--- Begin INPUT FOR THIS TASK ---
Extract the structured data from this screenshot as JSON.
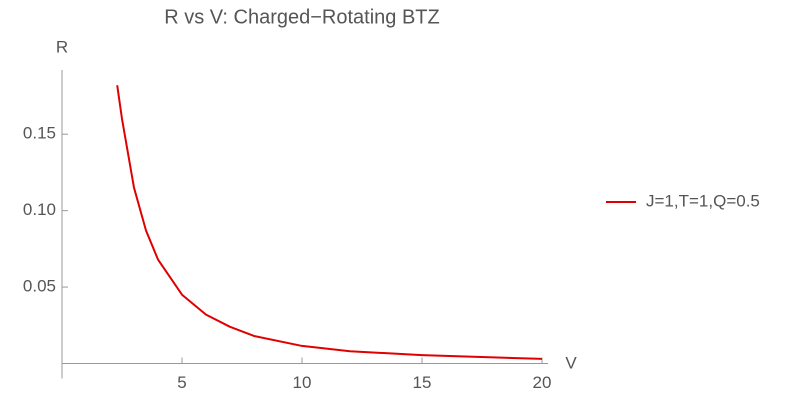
{
  "chart_data": {
    "type": "line",
    "title": "R vs V: Charged−Rotating BTZ",
    "x_label": "V",
    "y_label": "R",
    "x": [
      2.3,
      2.5,
      3,
      3.5,
      4,
      5,
      6,
      7,
      8,
      10,
      12,
      15,
      20
    ],
    "series": [
      {
        "name": "J=1,T=1,Q=0.5",
        "color": "#e00000",
        "values": [
          0.182,
          0.16,
          0.115,
          0.087,
          0.068,
          0.045,
          0.032,
          0.024,
          0.018,
          0.0115,
          0.008,
          0.0055,
          0.003
        ]
      }
    ],
    "xlim": [
      0,
      20.25
    ],
    "ylim": [
      0,
      0.192
    ],
    "xticks": [
      5,
      10,
      15,
      20
    ],
    "yticks": [
      0.05,
      {
        "value": 0.1,
        "label": "0.10"
      },
      0.15
    ],
    "legend": "right"
  }
}
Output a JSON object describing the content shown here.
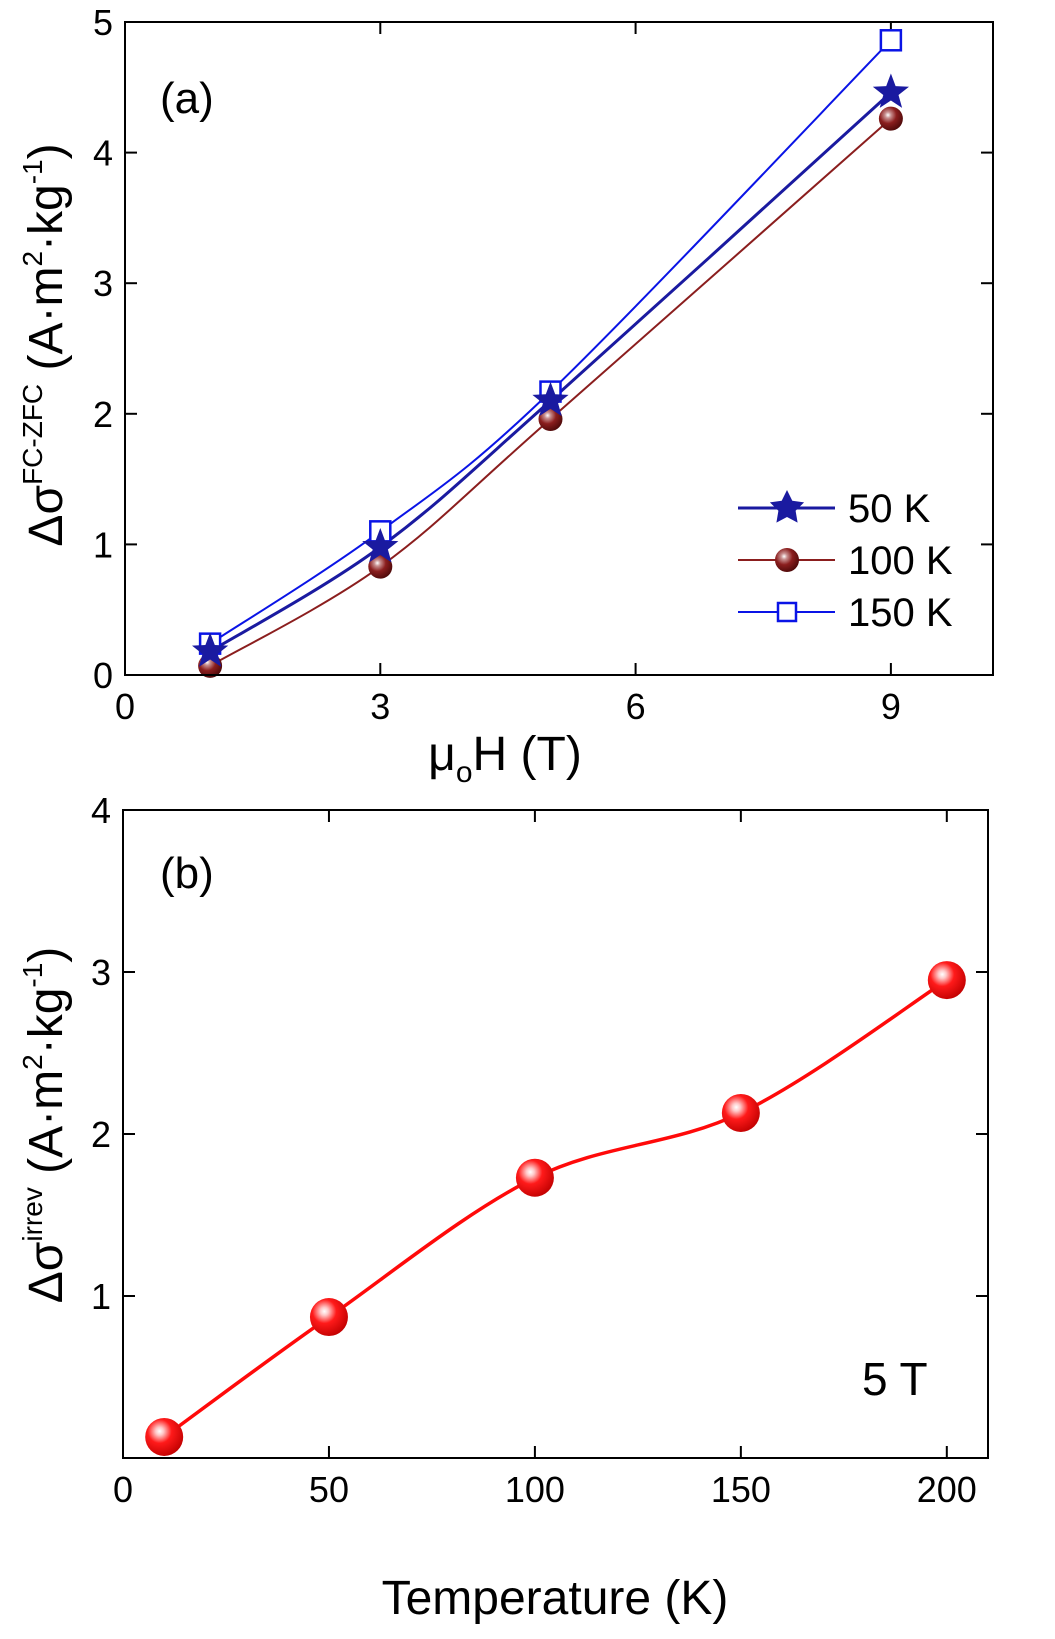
{
  "colors": {
    "series_50K": "#1a1aa0",
    "series_100K": "#8b1e1e",
    "series_150K": "#0a14e6",
    "series_b": "#ff0a0a"
  },
  "chart_data": [
    {
      "panel_label": "(a)",
      "type": "line",
      "xlabel_main": "μ",
      "xlabel_sub": "o",
      "xlabel_tail": "H (T)",
      "ylabel_prefix": "Δσ",
      "ylabel_sup": "FC-ZFC",
      "ylabel_units_a": "(A·m",
      "ylabel_units_sup2": "2",
      "ylabel_units_b": "·kg",
      "ylabel_units_supm1": "-1",
      "ylabel_units_c": ")",
      "xlim": [
        0,
        10.2
      ],
      "ylim": [
        0,
        5
      ],
      "xticks": [
        0,
        3,
        6,
        9
      ],
      "yticks": [
        0,
        1,
        2,
        3,
        4,
        5
      ],
      "legend_position": "lower-right",
      "series": [
        {
          "name": "50 K",
          "marker": "star",
          "color": "#1a1aa0",
          "x": [
            1,
            3,
            5,
            9
          ],
          "y": [
            0.18,
            0.98,
            2.1,
            4.46
          ]
        },
        {
          "name": "100 K",
          "marker": "sphere",
          "color": "#8b1e1e",
          "x": [
            1,
            3,
            5,
            9
          ],
          "y": [
            0.07,
            0.83,
            1.96,
            4.26
          ]
        },
        {
          "name": "150 K",
          "marker": "open-square",
          "color": "#0a14e6",
          "x": [
            1,
            3,
            5,
            9
          ],
          "y": [
            0.24,
            1.1,
            2.17,
            4.86
          ]
        }
      ]
    },
    {
      "panel_label": "(b)",
      "type": "line",
      "xlabel": "Temperature (K)",
      "ylabel_prefix": "Δσ",
      "ylabel_sup": "irrev",
      "ylabel_units_a": "(A·m",
      "ylabel_units_sup2": "2",
      "ylabel_units_b": "·kg",
      "ylabel_units_supm1": "-1",
      "ylabel_units_c": ")",
      "annotation": "5 T",
      "xlim": [
        0,
        210
      ],
      "ylim": [
        0,
        4
      ],
      "xticks": [
        0,
        50,
        100,
        150,
        200
      ],
      "yticks": [
        1,
        2,
        3,
        4
      ],
      "series": [
        {
          "name": "5 T",
          "marker": "sphere",
          "color": "#ff0a0a",
          "x": [
            10,
            50,
            100,
            150,
            200
          ],
          "y": [
            0.13,
            0.87,
            1.73,
            2.13,
            2.95
          ]
        }
      ]
    }
  ]
}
--- End INPUT FOR THIS TASK ---
YOUR GOAL: Quote the full listing above word for word; exclude every picture from the copy.

EXPECTED OUTPUT:
Extract the structured data from this screenshot as JSON.
{
  "chart_data": {
    "type": "line",
    "title": "R vs V: Charged−Rotating BTZ",
    "x_label": "V",
    "y_label": "R",
    "x": [
      2.3,
      2.5,
      3,
      3.5,
      4,
      5,
      6,
      7,
      8,
      10,
      12,
      15,
      20
    ],
    "series": [
      {
        "name": "J=1,T=1,Q=0.5",
        "color": "#e00000",
        "values": [
          0.182,
          0.16,
          0.115,
          0.087,
          0.068,
          0.045,
          0.032,
          0.024,
          0.018,
          0.0115,
          0.008,
          0.0055,
          0.003
        ]
      }
    ],
    "xlim": [
      0,
      20.25
    ],
    "ylim": [
      0,
      0.192
    ],
    "xticks": [
      5,
      10,
      15,
      20
    ],
    "yticks": [
      0.05,
      {
        "value": 0.1,
        "label": "0.10"
      },
      0.15
    ],
    "legend": "right"
  }
}
Output a JSON object describing the content shown here.
{
  "colors": {
    "series_50K": "#1a1aa0",
    "series_100K": "#8b1e1e",
    "series_150K": "#0a14e6",
    "series_b": "#ff0a0a"
  },
  "chart_data": [
    {
      "panel_label": "(a)",
      "type": "line",
      "xlabel_main": "μ",
      "xlabel_sub": "o",
      "xlabel_tail": "H (T)",
      "ylabel_prefix": "Δσ",
      "ylabel_sup": "FC-ZFC",
      "ylabel_units_a": "(A·m",
      "ylabel_units_sup2": "2",
      "ylabel_units_b": "·kg",
      "ylabel_units_supm1": "-1",
      "ylabel_units_c": ")",
      "xlim": [
        0,
        10.2
      ],
      "ylim": [
        0,
        5
      ],
      "xticks": [
        0,
        3,
        6,
        9
      ],
      "yticks": [
        0,
        1,
        2,
        3,
        4,
        5
      ],
      "legend_position": "lower-right",
      "series": [
        {
          "name": "50 K",
          "marker": "star",
          "color": "#1a1aa0",
          "x": [
            1,
            3,
            5,
            9
          ],
          "y": [
            0.18,
            0.98,
            2.1,
            4.46
          ]
        },
        {
          "name": "100 K",
          "marker": "sphere",
          "color": "#8b1e1e",
          "x": [
            1,
            3,
            5,
            9
          ],
          "y": [
            0.07,
            0.83,
            1.96,
            4.26
          ]
        },
        {
          "name": "150 K",
          "marker": "open-square",
          "color": "#0a14e6",
          "x": [
            1,
            3,
            5,
            9
          ],
          "y": [
            0.24,
            1.1,
            2.17,
            4.86
          ]
        }
      ]
    },
    {
      "panel_label": "(b)",
      "type": "line",
      "xlabel": "Temperature (K)",
      "ylabel_prefix": "Δσ",
      "ylabel_sup": "irrev",
      "ylabel_units_a": "(A·m",
      "ylabel_units_sup2": "2",
      "ylabel_units_b": "·kg",
      "ylabel_units_supm1": "-1",
      "ylabel_units_c": ")",
      "annotation": "5 T",
      "xlim": [
        0,
        210
      ],
      "ylim": [
        0,
        4
      ],
      "xticks": [
        0,
        50,
        100,
        150,
        200
      ],
      "yticks": [
        1,
        2,
        3,
        4
      ],
      "series": [
        {
          "name": "5 T",
          "marker": "sphere",
          "color": "#ff0a0a",
          "x": [
            10,
            50,
            100,
            150,
            200
          ],
          "y": [
            0.13,
            0.87,
            1.73,
            2.13,
            2.95
          ]
        }
      ]
    }
  ]
}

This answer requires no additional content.